* [WHAT IS REQUIRED]:
Leaving out the pictures, transcribe all of the records faithfully.

Dataset rows:
• • • • •
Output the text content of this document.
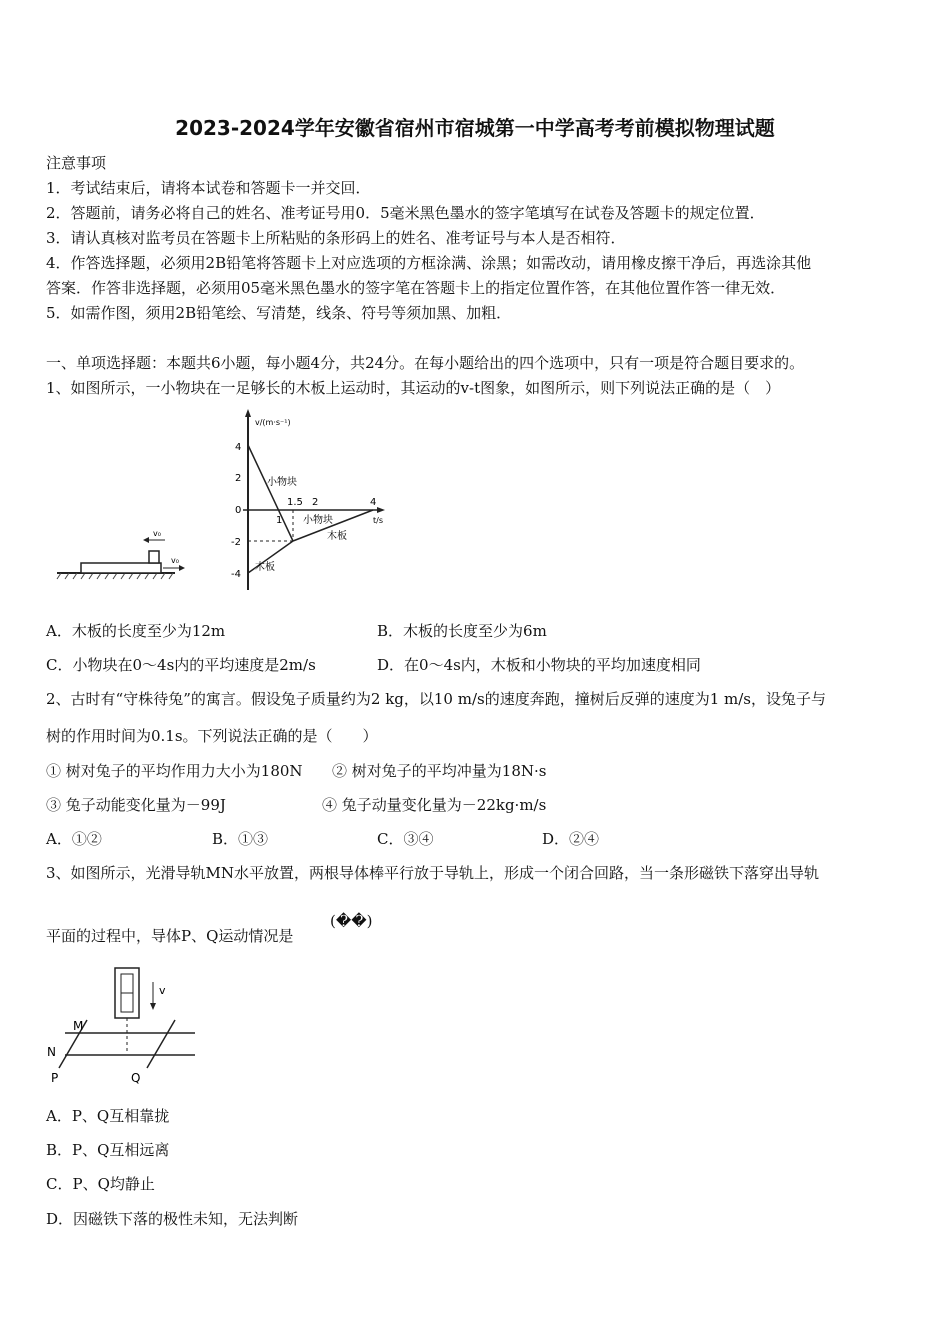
2023-2024学年安徽省宿州市宿城第一中学高考考前模拟物理试题
注意事项
1．考试结束后，请将本试卷和答题卡一并交回．
2．答题前，请务必将自己的姓名、准考证号用0．5毫米黑色墨水的签字笔填写在试卷及答题卡的规定位置．
3．请认真核对监考员在答题卡上所粘贴的条形码上的姓名、准考证号与本人是否相符．
4．作答选择题，必须用2B铅笔将答题卡上对应选项的方框涂满、涂黑；如需改动，请用橡皮擦干净后，再选涂其他
答案．作答非选择题，必须用05毫米黑色墨水的签字笔在答题卡上的指定位置作答，在其他位置作答一律无效．
5．如需作图，须用2B铅笔绘、写清楚，线条、符号等须加黑、加粗．
一、单项选择题：本题共6小题，每小题4分，共24分。在每小题给出的四个选项中，只有一项是符合题目要求的。
1、如图所示，一小物块在一足够长的木板上运动时，其运动的v-t图象，如图所示，则下列说法正确的是（　）
v₀
v₀
v/(m·s⁻¹)
t/s
4
2
0
-2
-4
1
1.5 2	4
小物块
小物块
木板
木板
A．木板的长度至少为12m	B．木板的长度至少为6m
C．小物块在0～4s内的平均速度是2m/s	D．在0～4s内，木板和小物块的平均加速度相同
2、古时有“守株待兔”的寓言。假设兔子质量约为2 kg，以10 m/s的速度奔跑，撞树后反弹的速度为1 m/s，设兔子与
树的作用时间为0.1s。下列说法正确的是（　　）
① 树对兔子的平均作用力大小为180N ② 树对兔子的平均冲量为18N·s
③ 兔子动能变化量为－99J	④ 兔子动量变化量为－22kg·m/s
A．①②	B．①③	C．③④	D．②④
3、如图所示，光滑导轨MN水平放置，两根导体棒平行放于导轨上，形成一个闭合回路，当一条形磁铁下落穿出导轨
平面的过程中，导体P、Q运动情况是
(��)
v
M
N
P	Q
A．P、Q互相靠拢
B．P、Q互相远离
C．P、Q均静止
D．因磁铁下落的极性未知，无法判断
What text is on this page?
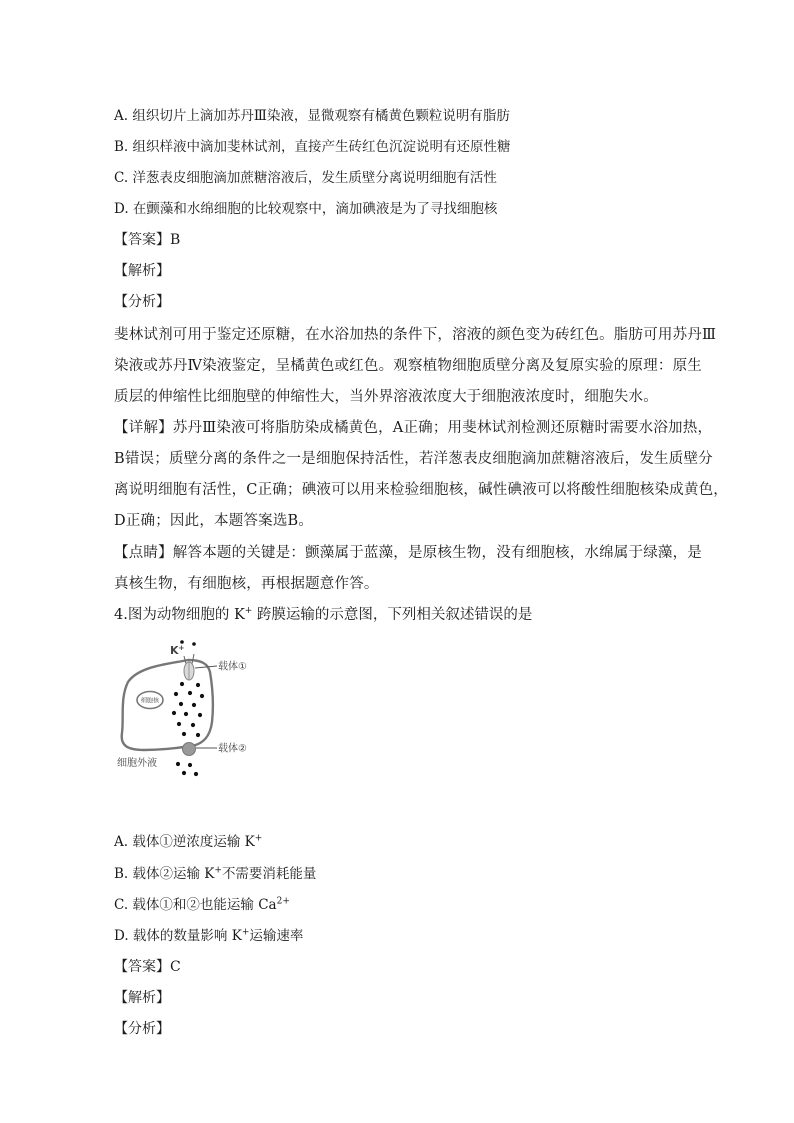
A. 组织切片上滴加苏丹Ⅲ染液，显微观察有橘黄色颗粒说明有脂肪
B. 组织样液中滴加斐林试剂，直接产生砖红色沉淀说明有还原性糖
C. 洋葱表皮细胞滴加蔗糖溶液后，发生质壁分离说明细胞有活性
D. 在颤藻和水绵细胞的比较观察中，滴加碘液是为了寻找细胞核
【答案】B
【解析】
【分析】
斐林试剂可用于鉴定还原糖，在水浴加热的条件下，溶液的颜色变为砖红色。脂肪可用苏丹Ⅲ
染液或苏丹Ⅳ染液鉴定，呈橘黄色或红色。观察植物细胞质壁分离及复原实验的原理：原生
质层的伸缩性比细胞壁的伸缩性大，当外界溶液浓度大于细胞液浓度时，细胞失水。
【详解】苏丹Ⅲ染液可将脂肪染成橘黄色，A正确；用斐林试剂检测还原糖时需要水浴加热，
B错误；质壁分离的条件之一是细胞保持活性，若洋葱表皮细胞滴加蔗糖溶液后，发生质壁分
离说明细胞有活性，C正确；碘液可以用来检验细胞核，碱性碘液可以将酸性细胞核染成黄色，
D正确；因此，本题答案选B。
【点睛】解答本题的关键是：颤藻属于蓝藻，是原核生物，没有细胞核，水绵属于绿藻，是
真核生物，有细胞核，再根据题意作答。
4.图为动物细胞的 K+ 跨膜运输的示意图，下列相关叙述错误的是
细胞核
K+
载体①
载体②
细胞外液
A. 载体①逆浓度运输 K+
B. 载体②运输 K+不需要消耗能量
C. 载体①和②也能运输 $Ca^{2+}$
D. 载体的数量影响 K+运输速率
【答案】C
【解析】
【分析】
• • • • •
* [EXERCISE SOLUTION]:
Output the text content of this document.
2023-2024学年安徽省宿州市宿城第一中学高考考前模拟物理试题
注意事项
1．考试结束后，请将本试卷和答题卡一并交回．
2．答题前，请务必将自己的姓名、准考证号用0．5毫米黑色墨水的签字笔填写在试卷及答题卡的规定位置．
3．请认真核对监考员在答题卡上所粘贴的条形码上的姓名、准考证号与本人是否相符．
4．作答选择题，必须用2B铅笔将答题卡上对应选项的方框涂满、涂黑；如需改动，请用橡皮擦干净后，再选涂其他
答案．作答非选择题，必须用05毫米黑色墨水的签字笔在答题卡上的指定位置作答，在其他位置作答一律无效．
5．如需作图，须用2B铅笔绘、写清楚，线条、符号等须加黑、加粗．
一、单项选择题：本题共6小题，每小题4分，共24分。在每小题给出的四个选项中，只有一项是符合题目要求的。
1、如图所示，一小物块在一足够长的木板上运动时，其运动的v-t图象，如图所示，则下列说法正确的是（　）
v₀
v₀
v/(m·s⁻¹)
t/s
4
2
0
-2
-4
1
1.5 2	4
小物块
小物块
木板
木板
A．木板的长度至少为12m	B．木板的长度至少为6m
C．小物块在0～4s内的平均速度是2m/s	D．在0～4s内，木板和小物块的平均加速度相同
2、古时有“守株待兔”的寓言。假设兔子质量约为2 kg，以10 m/s的速度奔跑，撞树后反弹的速度为1 m/s，设兔子与
树的作用时间为0.1s。下列说法正确的是（　　）
① 树对兔子的平均作用力大小为180N ② 树对兔子的平均冲量为18N·s
③ 兔子动能变化量为－99J	④ 兔子动量变化量为－22kg·m/s
A．①②	B．①③	C．③④	D．②④
3、如图所示，光滑导轨MN水平放置，两根导体棒平行放于导轨上，形成一个闭合回路，当一条形磁铁下落穿出导轨
平面的过程中，导体P、Q运动情况是
(��)
v
M
N
P	Q
A．P、Q互相靠拢
B．P、Q互相远离
C．P、Q均静止
D．因磁铁下落的极性未知，无法判断
What text is on this page?
A. 组织切片上滴加苏丹Ⅲ染液，显微观察有橘黄色颗粒说明有脂肪
B. 组织样液中滴加斐林试剂，直接产生砖红色沉淀说明有还原性糖
C. 洋葱表皮细胞滴加蔗糖溶液后，发生质壁分离说明细胞有活性
D. 在颤藻和水绵细胞的比较观察中，滴加碘液是为了寻找细胞核
【答案】B
【解析】
【分析】
斐林试剂可用于鉴定还原糖，在水浴加热的条件下，溶液的颜色变为砖红色。脂肪可用苏丹Ⅲ
染液或苏丹Ⅳ染液鉴定，呈橘黄色或红色。观察植物细胞质壁分离及复原实验的原理：原生
质层的伸缩性比细胞壁的伸缩性大，当外界溶液浓度大于细胞液浓度时，细胞失水。
【详解】苏丹Ⅲ染液可将脂肪染成橘黄色，A正确；用斐林试剂检测还原糖时需要水浴加热，
B错误；质壁分离的条件之一是细胞保持活性，若洋葱表皮细胞滴加蔗糖溶液后，发生质壁分
离说明细胞有活性，C正确；碘液可以用来检验细胞核，碱性碘液可以将酸性细胞核染成黄色，
D正确；因此，本题答案选B。
【点睛】解答本题的关键是：颤藻属于蓝藻，是原核生物，没有细胞核，水绵属于绿藻，是
真核生物，有细胞核，再根据题意作答。
4.图为动物细胞的 K+ 跨膜运输的示意图，下列相关叙述错误的是
细胞核
K+
载体①
载体②
细胞外液
A. 载体①逆浓度运输 K+
B. 载体②运输 K+不需要消耗能量
C. 载体①和②也能运输 $Ca^{2+}$
D. 载体的数量影响 K+运输速率
【答案】C
【解析】
【分析】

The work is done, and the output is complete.